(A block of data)
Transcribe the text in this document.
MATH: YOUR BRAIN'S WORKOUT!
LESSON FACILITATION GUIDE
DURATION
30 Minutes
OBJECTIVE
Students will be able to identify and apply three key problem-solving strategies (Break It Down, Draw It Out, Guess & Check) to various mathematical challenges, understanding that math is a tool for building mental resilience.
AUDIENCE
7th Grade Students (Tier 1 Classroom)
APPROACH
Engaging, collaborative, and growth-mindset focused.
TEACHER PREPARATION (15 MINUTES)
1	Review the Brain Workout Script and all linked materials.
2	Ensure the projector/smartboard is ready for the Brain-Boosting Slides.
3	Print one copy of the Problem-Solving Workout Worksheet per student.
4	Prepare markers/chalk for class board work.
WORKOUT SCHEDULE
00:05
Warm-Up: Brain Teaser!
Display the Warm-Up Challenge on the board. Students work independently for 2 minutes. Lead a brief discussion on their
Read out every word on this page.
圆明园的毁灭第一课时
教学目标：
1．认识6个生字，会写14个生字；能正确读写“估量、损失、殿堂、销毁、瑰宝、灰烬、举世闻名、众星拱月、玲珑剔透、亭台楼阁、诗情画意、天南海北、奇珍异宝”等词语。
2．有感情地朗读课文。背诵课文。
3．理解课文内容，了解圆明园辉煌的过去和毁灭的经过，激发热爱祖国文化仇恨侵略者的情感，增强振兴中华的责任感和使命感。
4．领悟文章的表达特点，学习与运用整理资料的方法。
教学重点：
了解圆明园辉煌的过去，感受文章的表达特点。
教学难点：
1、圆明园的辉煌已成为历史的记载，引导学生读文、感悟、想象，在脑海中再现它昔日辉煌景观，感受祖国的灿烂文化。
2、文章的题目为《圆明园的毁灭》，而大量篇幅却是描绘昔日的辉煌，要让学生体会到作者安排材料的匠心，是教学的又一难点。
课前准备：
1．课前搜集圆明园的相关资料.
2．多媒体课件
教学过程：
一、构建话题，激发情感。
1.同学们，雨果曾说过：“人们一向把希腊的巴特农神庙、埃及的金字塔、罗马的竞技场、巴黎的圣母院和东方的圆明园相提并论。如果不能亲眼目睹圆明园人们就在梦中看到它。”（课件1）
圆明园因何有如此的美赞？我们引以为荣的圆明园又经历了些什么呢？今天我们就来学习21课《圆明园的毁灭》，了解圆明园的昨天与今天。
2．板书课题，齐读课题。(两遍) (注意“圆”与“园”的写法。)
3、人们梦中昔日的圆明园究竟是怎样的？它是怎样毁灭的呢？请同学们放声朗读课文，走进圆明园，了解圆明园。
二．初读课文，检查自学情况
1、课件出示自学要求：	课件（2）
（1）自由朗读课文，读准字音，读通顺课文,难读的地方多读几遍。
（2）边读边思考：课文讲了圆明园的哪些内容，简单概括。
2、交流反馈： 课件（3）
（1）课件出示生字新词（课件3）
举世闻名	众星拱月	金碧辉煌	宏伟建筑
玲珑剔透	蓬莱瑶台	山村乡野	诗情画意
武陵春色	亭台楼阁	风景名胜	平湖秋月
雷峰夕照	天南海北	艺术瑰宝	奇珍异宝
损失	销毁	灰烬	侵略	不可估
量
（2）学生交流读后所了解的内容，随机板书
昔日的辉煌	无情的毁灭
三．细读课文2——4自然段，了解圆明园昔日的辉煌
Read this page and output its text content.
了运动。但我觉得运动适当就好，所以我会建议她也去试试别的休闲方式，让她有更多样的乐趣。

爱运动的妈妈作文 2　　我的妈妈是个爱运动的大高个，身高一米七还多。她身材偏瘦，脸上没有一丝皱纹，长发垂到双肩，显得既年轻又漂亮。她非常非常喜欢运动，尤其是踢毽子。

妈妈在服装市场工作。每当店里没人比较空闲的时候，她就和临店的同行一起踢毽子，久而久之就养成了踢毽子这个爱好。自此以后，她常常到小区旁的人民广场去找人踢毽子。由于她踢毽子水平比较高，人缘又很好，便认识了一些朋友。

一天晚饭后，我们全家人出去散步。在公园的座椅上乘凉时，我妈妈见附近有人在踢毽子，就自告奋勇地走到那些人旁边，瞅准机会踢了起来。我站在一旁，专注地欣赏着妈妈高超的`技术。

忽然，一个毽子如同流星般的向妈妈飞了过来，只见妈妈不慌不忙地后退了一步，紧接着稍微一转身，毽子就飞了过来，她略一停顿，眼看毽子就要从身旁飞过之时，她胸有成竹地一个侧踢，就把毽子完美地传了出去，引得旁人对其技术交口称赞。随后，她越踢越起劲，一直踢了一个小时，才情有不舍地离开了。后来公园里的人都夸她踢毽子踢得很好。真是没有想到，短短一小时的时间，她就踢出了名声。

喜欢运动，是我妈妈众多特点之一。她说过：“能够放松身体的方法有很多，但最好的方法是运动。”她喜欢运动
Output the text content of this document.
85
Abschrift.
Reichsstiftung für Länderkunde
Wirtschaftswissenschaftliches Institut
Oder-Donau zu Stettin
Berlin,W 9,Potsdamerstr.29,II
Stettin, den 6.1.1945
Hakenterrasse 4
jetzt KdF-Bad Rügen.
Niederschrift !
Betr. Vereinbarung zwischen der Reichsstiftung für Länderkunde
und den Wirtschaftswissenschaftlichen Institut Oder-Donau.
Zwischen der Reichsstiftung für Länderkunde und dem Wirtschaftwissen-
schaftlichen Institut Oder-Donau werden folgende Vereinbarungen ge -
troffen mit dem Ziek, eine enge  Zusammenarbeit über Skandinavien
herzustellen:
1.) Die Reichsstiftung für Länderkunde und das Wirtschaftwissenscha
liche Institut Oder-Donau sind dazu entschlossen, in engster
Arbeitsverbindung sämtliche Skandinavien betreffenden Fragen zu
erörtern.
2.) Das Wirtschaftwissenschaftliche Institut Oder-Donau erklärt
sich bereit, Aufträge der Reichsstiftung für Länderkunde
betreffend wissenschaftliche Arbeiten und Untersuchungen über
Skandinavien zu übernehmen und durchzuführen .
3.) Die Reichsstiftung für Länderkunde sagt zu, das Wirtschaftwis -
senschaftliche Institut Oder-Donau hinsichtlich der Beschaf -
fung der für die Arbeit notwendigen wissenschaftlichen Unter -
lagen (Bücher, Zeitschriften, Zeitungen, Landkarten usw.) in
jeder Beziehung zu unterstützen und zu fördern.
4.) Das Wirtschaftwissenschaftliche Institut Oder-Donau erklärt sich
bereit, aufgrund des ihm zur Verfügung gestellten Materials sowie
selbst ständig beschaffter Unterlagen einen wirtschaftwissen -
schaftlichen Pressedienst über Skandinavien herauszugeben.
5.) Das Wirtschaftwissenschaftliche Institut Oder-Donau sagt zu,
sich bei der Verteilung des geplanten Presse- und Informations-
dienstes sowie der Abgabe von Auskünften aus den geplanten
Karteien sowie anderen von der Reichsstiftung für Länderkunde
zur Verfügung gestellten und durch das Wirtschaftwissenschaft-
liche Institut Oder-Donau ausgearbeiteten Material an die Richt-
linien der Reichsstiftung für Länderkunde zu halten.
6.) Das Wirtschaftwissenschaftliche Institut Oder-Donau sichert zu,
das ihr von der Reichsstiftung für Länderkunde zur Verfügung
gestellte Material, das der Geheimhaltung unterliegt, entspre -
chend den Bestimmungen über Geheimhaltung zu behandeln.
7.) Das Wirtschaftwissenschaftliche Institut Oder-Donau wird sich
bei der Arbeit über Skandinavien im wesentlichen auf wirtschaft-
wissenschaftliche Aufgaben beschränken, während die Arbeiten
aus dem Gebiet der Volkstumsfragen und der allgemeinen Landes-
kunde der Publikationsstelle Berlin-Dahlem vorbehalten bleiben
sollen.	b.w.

__Instruction__
Each entry is to be returned in full, character for character.

__The reply__
Transcribe the text in this document.
MATH: YOUR BRAIN'S WORKOUT!
LESSON FACILITATION GUIDE
DURATION
30 Minutes
OBJECTIVE
Students will be able to identify and apply three key problem-solving strategies (Break It Down, Draw It Out, Guess & Check) to various mathematical challenges, understanding that math is a tool for building mental resilience.
AUDIENCE
7th Grade Students (Tier 1 Classroom)
APPROACH
Engaging, collaborative, and growth-mindset focused.
TEACHER PREPARATION (15 MINUTES)
1	Review the Brain Workout Script and all linked materials.
2	Ensure the projector/smartboard is ready for the Brain-Boosting Slides.
3	Print one copy of the Problem-Solving Workout Worksheet per student.
4	Prepare markers/chalk for class board work.
WORKOUT SCHEDULE
00:05
Warm-Up: Brain Teaser!
Display the Warm-Up Challenge on the board. Students work independently for 2 minutes. Lead a brief discussion on their
Read out every word on this page.
圆明园的毁灭第一课时
教学目标：
1．认识6个生字，会写14个生字；能正确读写“估量、损失、殿堂、销毁、瑰宝、灰烬、举世闻名、众星拱月、玲珑剔透、亭台楼阁、诗情画意、天南海北、奇珍异宝”等词语。
2．有感情地朗读课文。背诵课文。
3．理解课文内容，了解圆明园辉煌的过去和毁灭的经过，激发热爱祖国文化仇恨侵略者的情感，增强振兴中华的责任感和使命感。
4．领悟文章的表达特点，学习与运用整理资料的方法。
教学重点：
了解圆明园辉煌的过去，感受文章的表达特点。
教学难点：
1、圆明园的辉煌已成为历史的记载，引导学生读文、感悟、想象，在脑海中再现它昔日辉煌景观，感受祖国的灿烂文化。
2、文章的题目为《圆明园的毁灭》，而大量篇幅却是描绘昔日的辉煌，要让学生体会到作者安排材料的匠心，是教学的又一难点。
课前准备：
1．课前搜集圆明园的相关资料.
2．多媒体课件
教学过程：
一、构建话题，激发情感。
1.同学们，雨果曾说过：“人们一向把希腊的巴特农神庙、埃及的金字塔、罗马的竞技场、巴黎的圣母院和东方的圆明园相提并论。如果不能亲眼目睹圆明园人们就在梦中看到它。”（课件1）
圆明园因何有如此的美赞？我们引以为荣的圆明园又经历了些什么呢？今天我们就来学习21课《圆明园的毁灭》，了解圆明园的昨天与今天。
2．板书课题，齐读课题。(两遍) (注意“圆”与“园”的写法。)
3、人们梦中昔日的圆明园究竟是怎样的？它是怎样毁灭的呢？请同学们放声朗读课文，走进圆明园，了解圆明园。
二．初读课文，检查自学情况
1、课件出示自学要求：	课件（2）
（1）自由朗读课文，读准字音，读通顺课文,难读的地方多读几遍。
（2）边读边思考：课文讲了圆明园的哪些内容，简单概括。
2、交流反馈： 课件（3）
（1）课件出示生字新词（课件3）
举世闻名	众星拱月	金碧辉煌	宏伟建筑
玲珑剔透	蓬莱瑶台	山村乡野	诗情画意
武陵春色	亭台楼阁	风景名胜	平湖秋月
雷峰夕照	天南海北	艺术瑰宝	奇珍异宝
损失	销毁	灰烬	侵略	不可估
量
（2）学生交流读后所了解的内容，随机板书
昔日的辉煌	无情的毁灭
三．细读课文2——4自然段，了解圆明园昔日的辉煌
Read this page and output its text content.
了运动。但我觉得运动适当就好，所以我会建议她也去试试别的休闲方式，让她有更多样的乐趣。

爱运动的妈妈作文 2　　我的妈妈是个爱运动的大高个，身高一米七还多。她身材偏瘦，脸上没有一丝皱纹，长发垂到双肩，显得既年轻又漂亮。她非常非常喜欢运动，尤其是踢毽子。

妈妈在服装市场工作。每当店里没人比较空闲的时候，她就和临店的同行一起踢毽子，久而久之就养成了踢毽子这个爱好。自此以后，她常常到小区旁的人民广场去找人踢毽子。由于她踢毽子水平比较高，人缘又很好，便认识了一些朋友。

一天晚饭后，我们全家人出去散步。在公园的座椅上乘凉时，我妈妈见附近有人在踢毽子，就自告奋勇地走到那些人旁边，瞅准机会踢了起来。我站在一旁，专注地欣赏着妈妈高超的`技术。

忽然，一个毽子如同流星般的向妈妈飞了过来，只见妈妈不慌不忙地后退了一步，紧接着稍微一转身，毽子就飞了过来，她略一停顿，眼看毽子就要从身旁飞过之时，她胸有成竹地一个侧踢，就把毽子完美地传了出去，引得旁人对其技术交口称赞。随后，她越踢越起劲，一直踢了一个小时，才情有不舍地离开了。后来公园里的人都夸她踢毽子踢得很好。真是没有想到，短短一小时的时间，她就踢出了名声。

喜欢运动，是我妈妈众多特点之一。她说过：“能够放松身体的方法有很多，但最好的方法是运动。”她喜欢运动
Output the text content of this document.
85
Abschrift.
Reichsstiftung für Länderkunde
Wirtschaftswissenschaftliches Institut
Oder-Donau zu Stettin
Berlin,W 9,Potsdamerstr.29,II
Stettin, den 6.1.1945
Hakenterrasse 4
jetzt KdF-Bad Rügen.
Niederschrift !
Betr. Vereinbarung zwischen der Reichsstiftung für Länderkunde
und den Wirtschaftswissenschaftlichen Institut Oder-Donau.
Zwischen der Reichsstiftung für Länderkunde und dem Wirtschaftwissen-
schaftlichen Institut Oder-Donau werden folgende Vereinbarungen ge -
troffen mit dem Ziek, eine enge  Zusammenarbeit über Skandinavien
herzustellen:
1.) Die Reichsstiftung für Länderkunde und das Wirtschaftwissenscha
liche Institut Oder-Donau sind dazu entschlossen, in engster
Arbeitsverbindung sämtliche Skandinavien betreffenden Fragen zu
erörtern.
2.) Das Wirtschaftwissenschaftliche Institut Oder-Donau erklärt
sich bereit, Aufträge der Reichsstiftung für Länderkunde
betreffend wissenschaftliche Arbeiten und Untersuchungen über
Skandinavien zu übernehmen und durchzuführen .
3.) Die Reichsstiftung für Länderkunde sagt zu, das Wirtschaftwis -
senschaftliche Institut Oder-Donau hinsichtlich der Beschaf -
fung der für die Arbeit notwendigen wissenschaftlichen Unter -
lagen (Bücher, Zeitschriften, Zeitungen, Landkarten usw.) in
jeder Beziehung zu unterstützen und zu fördern.
4.) Das Wirtschaftwissenschaftliche Institut Oder-Donau erklärt sich
bereit, aufgrund des ihm zur Verfügung gestellten Materials sowie
selbst ständig beschaffter Unterlagen einen wirtschaftwissen -
schaftlichen Pressedienst über Skandinavien herauszugeben.
5.) Das Wirtschaftwissenschaftliche Institut Oder-Donau sagt zu,
sich bei der Verteilung des geplanten Presse- und Informations-
dienstes sowie der Abgabe von Auskünften aus den geplanten
Karteien sowie anderen von der Reichsstiftung für Länderkunde
zur Verfügung gestellten und durch das Wirtschaftwissenschaft-
liche Institut Oder-Donau ausgearbeiteten Material an die Richt-
linien der Reichsstiftung für Länderkunde zu halten.
6.) Das Wirtschaftwissenschaftliche Institut Oder-Donau sichert zu,
das ihr von der Reichsstiftung für Länderkunde zur Verfügung
gestellte Material, das der Geheimhaltung unterliegt, entspre -
chend den Bestimmungen über Geheimhaltung zu behandeln.
7.) Das Wirtschaftwissenschaftliche Institut Oder-Donau wird sich
bei der Arbeit über Skandinavien im wesentlichen auf wirtschaft-
wissenschaftliche Aufgaben beschränken, während die Arbeiten
aus dem Gebiet der Volkstumsfragen und der allgemeinen Landes-
kunde der Publikationsstelle Berlin-Dahlem vorbehalten bleiben
sollen.	b.w.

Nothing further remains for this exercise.